▸ STATED TASK: Gather all lines from the material that contain the word "JSON".

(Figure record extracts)
(begin)
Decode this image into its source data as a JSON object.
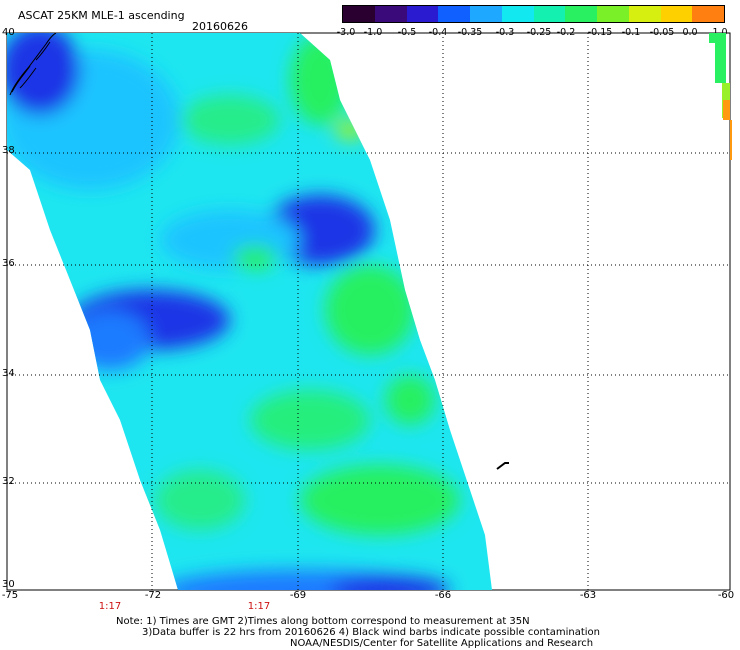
{
  "title": "ASCAT 25KM MLE-1 ascending",
  "date": "20160626",
  "colorbar": {
    "labels": [
      "-3.0",
      "-1.0",
      "-0.5",
      "-0.4",
      "-0.35",
      "-0.3",
      "-0.25",
      "-0.2",
      "-0.15",
      "-0.1",
      "-0.05",
      "0.0",
      "1.0"
    ],
    "colors": [
      "#2a0030",
      "#3b0a7a",
      "#2a1ad0",
      "#1060ff",
      "#1ea8ff",
      "#12e8f0",
      "#14f0b0",
      "#28f060",
      "#7af028",
      "#d6ee10",
      "#ffd000",
      "#ff8010",
      "#ff2010"
    ]
  },
  "axes": {
    "lat_labels": [
      "40",
      "38",
      "36",
      "34",
      "32",
      "30"
    ],
    "lon_labels": [
      "-75",
      "-72",
      "-69",
      "-66",
      "-63",
      "-60"
    ]
  },
  "pass_times": [
    "1:17",
    "1:17"
  ],
  "notes": [
    "Note: 1) Times are GMT 2)Times along bottom correspond to measurement at 35N",
    "3)Data buffer is 22 hrs from 20160626 4) Black wind barbs indicate possible contamination",
    "NOAA/NESDIS/Center for Satellite Applications and Research"
  ],
  "map_colors": {
    "cyan": "#1ee6f0",
    "light_blue": "#1ec4ff",
    "mid_blue": "#1a7cff",
    "deep_blue": "#1a34e6",
    "green": "#28f060",
    "yellow_green": "#9af028",
    "orange": "#ff9a10",
    "coast": "#000000"
  }
}
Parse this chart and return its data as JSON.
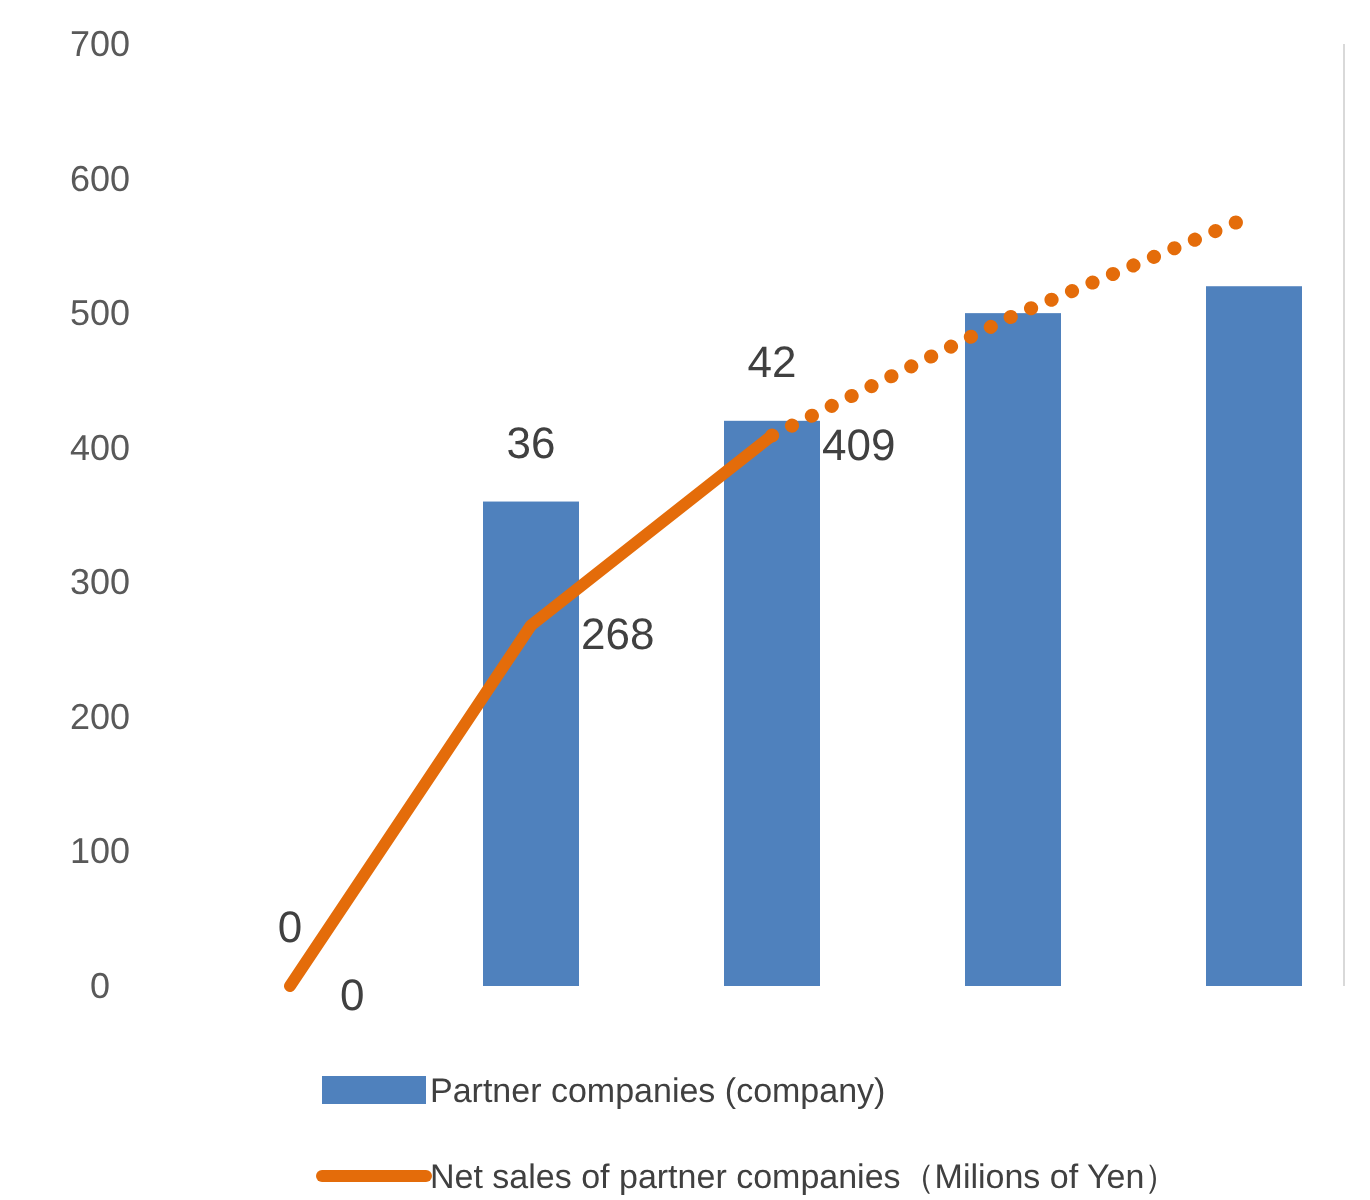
(end)
▸ EXERCISE RESPONSE:
Decode this image into its source data as a JSON object.
Parse this chart and return its data as JSON.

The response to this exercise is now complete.